▸ **What is being asked**
For the data below, work out how many lines include the string "environment" and report only the number.

▸ **Material for the task**

## start

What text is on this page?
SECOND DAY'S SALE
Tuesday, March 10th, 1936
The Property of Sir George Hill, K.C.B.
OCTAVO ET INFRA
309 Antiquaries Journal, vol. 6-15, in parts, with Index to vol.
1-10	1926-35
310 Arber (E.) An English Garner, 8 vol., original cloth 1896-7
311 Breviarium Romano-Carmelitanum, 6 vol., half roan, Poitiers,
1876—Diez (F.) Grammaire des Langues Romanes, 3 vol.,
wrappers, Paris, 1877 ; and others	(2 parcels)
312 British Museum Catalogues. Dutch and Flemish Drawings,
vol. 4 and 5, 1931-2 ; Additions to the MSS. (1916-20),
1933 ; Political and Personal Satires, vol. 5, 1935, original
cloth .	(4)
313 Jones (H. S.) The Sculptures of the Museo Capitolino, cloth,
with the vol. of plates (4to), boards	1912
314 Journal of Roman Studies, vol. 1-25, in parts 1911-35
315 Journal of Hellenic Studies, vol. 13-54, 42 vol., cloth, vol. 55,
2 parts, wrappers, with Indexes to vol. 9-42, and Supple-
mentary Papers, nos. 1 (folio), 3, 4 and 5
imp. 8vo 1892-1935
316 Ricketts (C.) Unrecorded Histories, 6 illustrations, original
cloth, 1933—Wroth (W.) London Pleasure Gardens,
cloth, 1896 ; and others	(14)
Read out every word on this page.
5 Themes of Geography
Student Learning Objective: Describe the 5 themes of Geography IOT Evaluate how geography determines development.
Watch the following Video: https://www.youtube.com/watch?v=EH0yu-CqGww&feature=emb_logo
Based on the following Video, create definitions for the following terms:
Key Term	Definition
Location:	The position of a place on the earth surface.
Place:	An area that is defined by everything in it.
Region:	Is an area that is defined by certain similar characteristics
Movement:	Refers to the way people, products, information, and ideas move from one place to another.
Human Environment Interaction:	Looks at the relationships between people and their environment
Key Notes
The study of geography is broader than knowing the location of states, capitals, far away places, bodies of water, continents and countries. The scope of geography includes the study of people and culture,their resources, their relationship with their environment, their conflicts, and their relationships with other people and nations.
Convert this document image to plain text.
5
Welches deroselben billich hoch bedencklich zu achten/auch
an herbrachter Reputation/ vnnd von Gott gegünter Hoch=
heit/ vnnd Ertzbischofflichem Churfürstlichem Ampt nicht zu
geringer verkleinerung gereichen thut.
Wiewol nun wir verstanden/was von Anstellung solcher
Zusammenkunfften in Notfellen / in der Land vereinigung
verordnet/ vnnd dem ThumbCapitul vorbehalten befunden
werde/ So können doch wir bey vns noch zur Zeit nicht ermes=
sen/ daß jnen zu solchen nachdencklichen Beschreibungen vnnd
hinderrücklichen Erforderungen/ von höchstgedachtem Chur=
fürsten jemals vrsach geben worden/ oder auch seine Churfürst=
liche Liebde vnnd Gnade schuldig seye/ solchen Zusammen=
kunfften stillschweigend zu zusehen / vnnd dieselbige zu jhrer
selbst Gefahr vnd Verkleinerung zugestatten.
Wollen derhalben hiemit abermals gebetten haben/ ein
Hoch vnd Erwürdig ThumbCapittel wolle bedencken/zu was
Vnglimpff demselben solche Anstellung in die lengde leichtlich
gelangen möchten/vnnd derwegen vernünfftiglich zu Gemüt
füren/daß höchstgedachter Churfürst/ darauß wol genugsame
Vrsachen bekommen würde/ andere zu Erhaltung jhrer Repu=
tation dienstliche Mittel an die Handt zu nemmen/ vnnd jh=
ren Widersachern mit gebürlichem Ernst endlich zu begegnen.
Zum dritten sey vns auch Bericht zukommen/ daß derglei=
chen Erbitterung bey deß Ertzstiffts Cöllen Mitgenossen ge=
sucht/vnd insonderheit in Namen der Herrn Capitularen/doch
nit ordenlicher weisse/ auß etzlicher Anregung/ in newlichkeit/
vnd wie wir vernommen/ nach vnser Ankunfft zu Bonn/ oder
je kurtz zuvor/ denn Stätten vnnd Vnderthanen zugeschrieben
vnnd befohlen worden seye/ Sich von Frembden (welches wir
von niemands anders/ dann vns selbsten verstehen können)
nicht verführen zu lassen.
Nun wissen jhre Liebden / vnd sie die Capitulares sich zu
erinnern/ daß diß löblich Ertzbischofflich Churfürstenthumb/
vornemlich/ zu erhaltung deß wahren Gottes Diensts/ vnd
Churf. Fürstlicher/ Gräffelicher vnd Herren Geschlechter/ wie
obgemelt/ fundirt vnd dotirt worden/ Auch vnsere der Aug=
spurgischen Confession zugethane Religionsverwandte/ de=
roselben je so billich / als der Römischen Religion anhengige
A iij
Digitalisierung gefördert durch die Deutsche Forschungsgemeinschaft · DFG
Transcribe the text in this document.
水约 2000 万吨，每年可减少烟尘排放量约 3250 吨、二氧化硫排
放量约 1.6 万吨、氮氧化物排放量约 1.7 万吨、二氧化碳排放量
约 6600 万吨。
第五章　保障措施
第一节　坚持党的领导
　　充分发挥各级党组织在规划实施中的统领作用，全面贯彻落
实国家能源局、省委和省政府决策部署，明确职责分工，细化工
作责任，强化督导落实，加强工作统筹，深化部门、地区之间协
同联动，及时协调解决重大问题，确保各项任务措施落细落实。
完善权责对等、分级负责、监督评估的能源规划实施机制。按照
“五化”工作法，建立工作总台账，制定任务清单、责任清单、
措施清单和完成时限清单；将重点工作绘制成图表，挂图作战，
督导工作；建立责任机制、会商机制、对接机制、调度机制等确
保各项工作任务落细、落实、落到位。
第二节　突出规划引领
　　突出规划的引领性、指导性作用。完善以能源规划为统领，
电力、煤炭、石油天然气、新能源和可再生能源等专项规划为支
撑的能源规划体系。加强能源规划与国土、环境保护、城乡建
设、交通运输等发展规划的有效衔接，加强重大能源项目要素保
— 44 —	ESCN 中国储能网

## end

▸ **The output**
2